[DATA ENTRIES]
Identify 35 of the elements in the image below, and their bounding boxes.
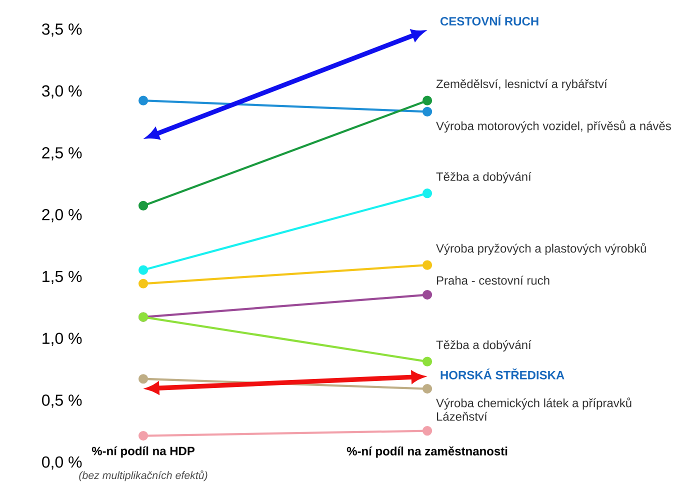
series-label: Výroba chemických látek a přípravků: [436, 397, 632, 410]
series-label: Zemědělsví, lesnictví a rybářství: [436, 79, 608, 91]
text: CESTOVNÍ RUCH: [440, 14, 538, 26]
point: [422, 356, 432, 366]
point: [138, 265, 148, 275]
point: [422, 426, 432, 436]
y-tick-label: 3,0 %: [42, 85, 82, 99]
point: [422, 384, 432, 394]
series-label: Výroba pryžových a plastových výrobků: [436, 242, 646, 256]
y-tick-label: 1,5 %: [42, 270, 82, 284]
series-label: Lázeňství: [436, 412, 488, 421]
point: [138, 96, 148, 106]
series-label: Těžba a dobývání: [436, 340, 532, 352]
point: [422, 260, 432, 270]
point: [138, 430, 148, 441]
point: [422, 290, 432, 300]
x-tick-label: %-ní podíl na HDP: [92, 446, 195, 458]
y-tick-label: 2,5 %: [42, 147, 82, 160]
point: [422, 96, 432, 106]
y-tick-label: 0,5 %: [42, 394, 82, 408]
series-label: Výroba motorových vozidel, přívěsů a návěs: [436, 120, 671, 133]
y-tick-label: 2,0 %: [42, 209, 82, 222]
series-label: Těžba a dobývání: [436, 172, 532, 184]
point: [422, 188, 432, 198]
point: [138, 200, 148, 211]
annotation: HORSKÁ STŘEDISKA: [440, 368, 564, 380]
x-tick-label: %-ní podíl na zaměstnanosti: [346, 446, 508, 458]
y-tick-label: 3,5 %: [42, 23, 82, 37]
series-label: Praha - cestovní ruch: [436, 276, 550, 285]
point: [138, 374, 148, 384]
y-tick-label: 0,0 %: [42, 456, 82, 470]
point: [138, 278, 148, 288]
point: [422, 106, 432, 117]
y-tick-label: 1,0 %: [42, 332, 82, 346]
text: (bez multiplikačních efektů): [79, 470, 208, 482]
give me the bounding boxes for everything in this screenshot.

[AIM OF THE TASK] Reproduce every line of the records above word for word, leaving out the pictures.

[OUTPUT FOR THIS EXERCISE]
Identify 35 of the elements in the image below, and their bounding boxes.
series-label: Výroba chemických látek a přípravků: [436, 397, 632, 410]
series-label: Zemědělsví, lesnictví a rybářství: [436, 79, 608, 91]
text: CESTOVNÍ RUCH: [440, 14, 538, 26]
point: [422, 356, 432, 366]
point: [138, 265, 148, 275]
point: [422, 426, 432, 436]
y-tick-label: 3,0 %: [42, 85, 82, 99]
point: [422, 384, 432, 394]
series-label: Výroba pryžových a plastových výrobků: [436, 242, 646, 256]
y-tick-label: 1,5 %: [42, 270, 82, 284]
series-label: Lázeňství: [436, 412, 488, 421]
point: [138, 96, 148, 106]
series-label: Těžba a dobývání: [436, 340, 532, 352]
point: [422, 260, 432, 270]
point: [138, 430, 148, 441]
point: [422, 290, 432, 300]
x-tick-label: %-ní podíl na HDP: [92, 446, 195, 458]
y-tick-label: 2,5 %: [42, 147, 82, 160]
point: [422, 96, 432, 106]
y-tick-label: 0,5 %: [42, 394, 82, 408]
series-label: Výroba motorových vozidel, přívěsů a návěs: [436, 120, 671, 133]
y-tick-label: 2,0 %: [42, 209, 82, 222]
series-label: Těžba a dobývání: [436, 172, 532, 184]
point: [422, 188, 432, 198]
point: [138, 200, 148, 211]
annotation: HORSKÁ STŘEDISKA: [440, 368, 564, 380]
x-tick-label: %-ní podíl na zaměstnanosti: [346, 446, 508, 458]
y-tick-label: 3,5 %: [42, 23, 82, 37]
series-label: Praha - cestovní ruch: [436, 276, 550, 285]
point: [138, 374, 148, 384]
y-tick-label: 0,0 %: [42, 456, 82, 470]
point: [138, 278, 148, 288]
point: [422, 106, 432, 117]
y-tick-label: 1,0 %: [42, 332, 82, 346]
text: (bez multiplikačních efektů): [79, 470, 208, 482]
give me the bounding boxes for everything in this screenshot.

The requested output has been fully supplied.